## Directive
Write out the whole listing again, exactly.

Saved entries
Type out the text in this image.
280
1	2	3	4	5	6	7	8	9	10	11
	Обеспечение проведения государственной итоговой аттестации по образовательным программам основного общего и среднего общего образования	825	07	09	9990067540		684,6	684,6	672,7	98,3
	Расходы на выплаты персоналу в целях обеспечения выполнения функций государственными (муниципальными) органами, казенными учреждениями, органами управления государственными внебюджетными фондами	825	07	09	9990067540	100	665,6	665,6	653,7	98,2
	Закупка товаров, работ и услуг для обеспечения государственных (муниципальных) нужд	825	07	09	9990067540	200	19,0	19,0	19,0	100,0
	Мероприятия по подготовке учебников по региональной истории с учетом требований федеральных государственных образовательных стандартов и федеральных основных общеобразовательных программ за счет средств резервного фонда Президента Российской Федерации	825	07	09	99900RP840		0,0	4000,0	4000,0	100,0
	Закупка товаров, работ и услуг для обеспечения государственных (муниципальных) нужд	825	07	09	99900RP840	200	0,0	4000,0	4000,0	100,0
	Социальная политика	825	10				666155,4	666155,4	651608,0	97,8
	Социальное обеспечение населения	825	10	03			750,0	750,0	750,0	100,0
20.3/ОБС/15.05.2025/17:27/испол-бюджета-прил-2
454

## Right answer
Type out the text in this image.
280
1	2	3	4	5	6	7	8	9	10	11
	Обеспечение проведения государственной итоговой аттестации по образовательным программам основного общего и среднего общего образования	825	07	09	9990067540		684,6	684,6	672,7	98,3
	Расходы на выплаты персоналу в целях обеспечения выполнения функций государственными (муниципальными) органами, казенными учреждениями, органами управления государственными внебюджетными фондами	825	07	09	9990067540	100	665,6	665,6	653,7	98,2
	Закупка товаров, работ и услуг для обеспечения государственных (муниципальных) нужд	825	07	09	9990067540	200	19,0	19,0	19,0	100,0
	Мероприятия по подготовке учебников по региональной истории с учетом требований федеральных государственных образовательных стандартов и федеральных основных общеобразовательных программ за счет средств резервного фонда Президента Российской Федерации	825	07	09	99900RP840		0,0	4000,0	4000,0	100,0
	Закупка товаров, работ и услуг для обеспечения государственных (муниципальных) нужд	825	07	09	99900RP840	200	0,0	4000,0	4000,0	100,0
	Социальная политика	825	10				666155,4	666155,4	651608,0	97,8
	Социальное обеспечение населения	825	10	03			750,0	750,0	750,0	100,0
20.3/ОБС/15.05.2025/17:27/испол-бюджета-прил-2
454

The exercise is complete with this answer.